DATA PROVIDED:
====
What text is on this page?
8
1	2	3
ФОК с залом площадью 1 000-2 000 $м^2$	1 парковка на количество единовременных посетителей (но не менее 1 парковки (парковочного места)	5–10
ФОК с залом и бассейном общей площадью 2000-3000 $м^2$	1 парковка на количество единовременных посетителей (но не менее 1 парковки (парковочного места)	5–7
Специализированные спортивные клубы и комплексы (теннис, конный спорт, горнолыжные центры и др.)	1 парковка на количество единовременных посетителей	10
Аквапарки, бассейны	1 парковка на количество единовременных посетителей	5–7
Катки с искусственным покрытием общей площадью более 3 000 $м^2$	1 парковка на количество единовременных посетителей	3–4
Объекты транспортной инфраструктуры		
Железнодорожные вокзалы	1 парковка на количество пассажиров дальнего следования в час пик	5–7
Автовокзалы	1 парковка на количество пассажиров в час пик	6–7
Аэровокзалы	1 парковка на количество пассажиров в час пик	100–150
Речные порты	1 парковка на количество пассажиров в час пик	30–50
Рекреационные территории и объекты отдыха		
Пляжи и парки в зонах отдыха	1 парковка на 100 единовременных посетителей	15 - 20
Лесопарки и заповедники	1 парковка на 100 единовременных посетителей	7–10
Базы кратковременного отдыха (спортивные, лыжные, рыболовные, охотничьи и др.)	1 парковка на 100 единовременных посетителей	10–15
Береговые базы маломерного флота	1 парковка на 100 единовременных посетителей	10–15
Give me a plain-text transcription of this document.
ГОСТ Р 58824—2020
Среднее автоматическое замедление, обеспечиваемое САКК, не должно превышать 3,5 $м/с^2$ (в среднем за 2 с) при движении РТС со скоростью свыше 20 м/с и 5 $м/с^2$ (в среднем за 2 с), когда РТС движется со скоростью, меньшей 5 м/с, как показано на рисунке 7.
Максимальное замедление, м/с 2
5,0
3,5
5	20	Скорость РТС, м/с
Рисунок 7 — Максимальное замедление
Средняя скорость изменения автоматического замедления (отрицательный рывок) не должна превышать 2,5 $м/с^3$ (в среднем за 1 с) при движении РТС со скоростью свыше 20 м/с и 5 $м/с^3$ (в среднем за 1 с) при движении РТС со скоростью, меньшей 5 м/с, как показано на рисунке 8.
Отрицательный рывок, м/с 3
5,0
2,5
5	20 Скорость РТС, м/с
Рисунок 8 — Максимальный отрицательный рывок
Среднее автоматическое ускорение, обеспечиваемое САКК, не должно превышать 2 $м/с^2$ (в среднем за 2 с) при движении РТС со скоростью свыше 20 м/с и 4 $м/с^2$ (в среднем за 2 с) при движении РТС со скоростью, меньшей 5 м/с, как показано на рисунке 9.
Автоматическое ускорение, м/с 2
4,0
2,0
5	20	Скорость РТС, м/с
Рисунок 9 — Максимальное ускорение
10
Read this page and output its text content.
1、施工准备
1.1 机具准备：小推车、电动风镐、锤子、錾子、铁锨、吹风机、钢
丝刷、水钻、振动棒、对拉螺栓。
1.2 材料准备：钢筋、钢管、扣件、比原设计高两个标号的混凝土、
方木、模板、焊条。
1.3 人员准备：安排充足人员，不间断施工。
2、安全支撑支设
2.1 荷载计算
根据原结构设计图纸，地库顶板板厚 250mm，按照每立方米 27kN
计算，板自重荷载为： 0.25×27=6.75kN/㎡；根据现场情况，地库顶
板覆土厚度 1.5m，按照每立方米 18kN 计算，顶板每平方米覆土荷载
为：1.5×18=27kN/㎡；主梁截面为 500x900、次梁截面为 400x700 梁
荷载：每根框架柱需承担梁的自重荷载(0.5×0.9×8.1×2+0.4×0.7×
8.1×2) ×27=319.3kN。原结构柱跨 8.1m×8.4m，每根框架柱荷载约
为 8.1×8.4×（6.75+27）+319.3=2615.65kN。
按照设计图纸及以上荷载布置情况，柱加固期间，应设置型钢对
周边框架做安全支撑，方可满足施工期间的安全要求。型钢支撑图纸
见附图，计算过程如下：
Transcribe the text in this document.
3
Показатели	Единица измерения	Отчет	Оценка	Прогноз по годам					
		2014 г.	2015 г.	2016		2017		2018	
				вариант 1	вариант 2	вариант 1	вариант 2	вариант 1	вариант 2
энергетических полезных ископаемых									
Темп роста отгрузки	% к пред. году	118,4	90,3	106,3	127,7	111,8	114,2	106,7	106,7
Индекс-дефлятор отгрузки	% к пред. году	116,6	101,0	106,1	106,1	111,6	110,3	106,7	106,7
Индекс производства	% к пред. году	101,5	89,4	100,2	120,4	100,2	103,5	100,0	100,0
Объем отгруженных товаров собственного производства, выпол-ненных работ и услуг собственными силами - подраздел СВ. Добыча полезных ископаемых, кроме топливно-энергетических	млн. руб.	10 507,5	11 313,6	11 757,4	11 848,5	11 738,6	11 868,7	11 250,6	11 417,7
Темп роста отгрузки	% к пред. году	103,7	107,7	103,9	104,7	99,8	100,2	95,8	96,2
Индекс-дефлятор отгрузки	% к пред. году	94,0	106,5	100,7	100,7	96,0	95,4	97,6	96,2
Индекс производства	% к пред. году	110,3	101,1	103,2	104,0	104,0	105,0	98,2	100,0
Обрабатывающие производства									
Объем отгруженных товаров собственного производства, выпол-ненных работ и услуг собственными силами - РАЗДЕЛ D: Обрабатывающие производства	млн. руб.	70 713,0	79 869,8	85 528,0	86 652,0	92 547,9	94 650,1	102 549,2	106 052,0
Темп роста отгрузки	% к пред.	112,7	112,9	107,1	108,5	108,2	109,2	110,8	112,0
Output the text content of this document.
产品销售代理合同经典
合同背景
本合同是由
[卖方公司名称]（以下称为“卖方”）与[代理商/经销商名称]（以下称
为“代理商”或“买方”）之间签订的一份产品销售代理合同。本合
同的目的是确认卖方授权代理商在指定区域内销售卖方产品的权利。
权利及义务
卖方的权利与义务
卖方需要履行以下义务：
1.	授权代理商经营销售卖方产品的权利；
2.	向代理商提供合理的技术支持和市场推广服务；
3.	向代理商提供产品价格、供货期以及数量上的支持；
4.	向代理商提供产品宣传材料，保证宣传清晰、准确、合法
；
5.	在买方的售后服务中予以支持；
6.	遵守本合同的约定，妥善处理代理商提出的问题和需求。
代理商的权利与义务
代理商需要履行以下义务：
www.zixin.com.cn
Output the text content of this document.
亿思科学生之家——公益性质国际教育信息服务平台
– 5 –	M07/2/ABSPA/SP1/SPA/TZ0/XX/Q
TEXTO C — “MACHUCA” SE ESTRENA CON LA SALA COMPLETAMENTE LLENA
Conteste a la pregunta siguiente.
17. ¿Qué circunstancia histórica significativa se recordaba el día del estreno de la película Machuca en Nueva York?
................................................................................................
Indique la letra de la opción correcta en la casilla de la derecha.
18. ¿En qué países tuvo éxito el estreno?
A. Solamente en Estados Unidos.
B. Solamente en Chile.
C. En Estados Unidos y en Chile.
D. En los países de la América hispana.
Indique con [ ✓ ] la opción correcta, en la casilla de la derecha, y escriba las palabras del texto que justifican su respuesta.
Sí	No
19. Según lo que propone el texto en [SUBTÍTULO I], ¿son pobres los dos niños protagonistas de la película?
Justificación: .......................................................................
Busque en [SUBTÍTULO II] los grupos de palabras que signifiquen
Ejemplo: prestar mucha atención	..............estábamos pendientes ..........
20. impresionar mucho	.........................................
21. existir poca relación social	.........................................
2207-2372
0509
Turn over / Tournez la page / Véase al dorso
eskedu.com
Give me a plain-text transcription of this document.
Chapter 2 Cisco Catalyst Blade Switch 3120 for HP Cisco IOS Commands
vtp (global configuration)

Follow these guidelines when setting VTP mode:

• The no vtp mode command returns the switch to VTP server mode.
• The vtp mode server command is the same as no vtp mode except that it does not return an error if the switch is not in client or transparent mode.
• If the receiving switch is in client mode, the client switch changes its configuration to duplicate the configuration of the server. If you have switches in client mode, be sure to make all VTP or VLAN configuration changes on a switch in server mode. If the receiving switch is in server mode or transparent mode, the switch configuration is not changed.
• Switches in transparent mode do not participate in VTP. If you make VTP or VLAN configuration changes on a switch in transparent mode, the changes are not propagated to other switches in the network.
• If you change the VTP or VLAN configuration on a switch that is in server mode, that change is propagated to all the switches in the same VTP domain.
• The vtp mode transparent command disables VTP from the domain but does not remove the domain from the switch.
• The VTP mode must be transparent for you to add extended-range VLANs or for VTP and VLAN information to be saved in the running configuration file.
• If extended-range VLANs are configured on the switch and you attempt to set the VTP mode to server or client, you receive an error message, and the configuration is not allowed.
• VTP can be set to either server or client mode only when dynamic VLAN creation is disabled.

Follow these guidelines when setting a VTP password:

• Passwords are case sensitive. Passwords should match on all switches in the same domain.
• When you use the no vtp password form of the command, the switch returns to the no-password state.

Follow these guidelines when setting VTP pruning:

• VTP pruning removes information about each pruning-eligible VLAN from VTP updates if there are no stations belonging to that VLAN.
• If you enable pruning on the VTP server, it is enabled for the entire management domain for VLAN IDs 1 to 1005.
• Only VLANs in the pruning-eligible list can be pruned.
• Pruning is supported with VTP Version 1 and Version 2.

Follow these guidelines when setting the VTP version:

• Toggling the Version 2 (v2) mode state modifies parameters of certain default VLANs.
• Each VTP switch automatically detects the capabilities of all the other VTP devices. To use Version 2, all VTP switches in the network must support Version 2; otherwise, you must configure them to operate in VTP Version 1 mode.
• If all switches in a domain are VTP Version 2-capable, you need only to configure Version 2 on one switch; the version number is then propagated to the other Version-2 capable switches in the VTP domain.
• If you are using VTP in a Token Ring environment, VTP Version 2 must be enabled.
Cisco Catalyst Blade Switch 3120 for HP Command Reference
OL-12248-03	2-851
====
YOUR INSTRUCTIONS:
State how many lines of the data include the word "Объем", with nothing else.

EXPECTED OUTPUT:
2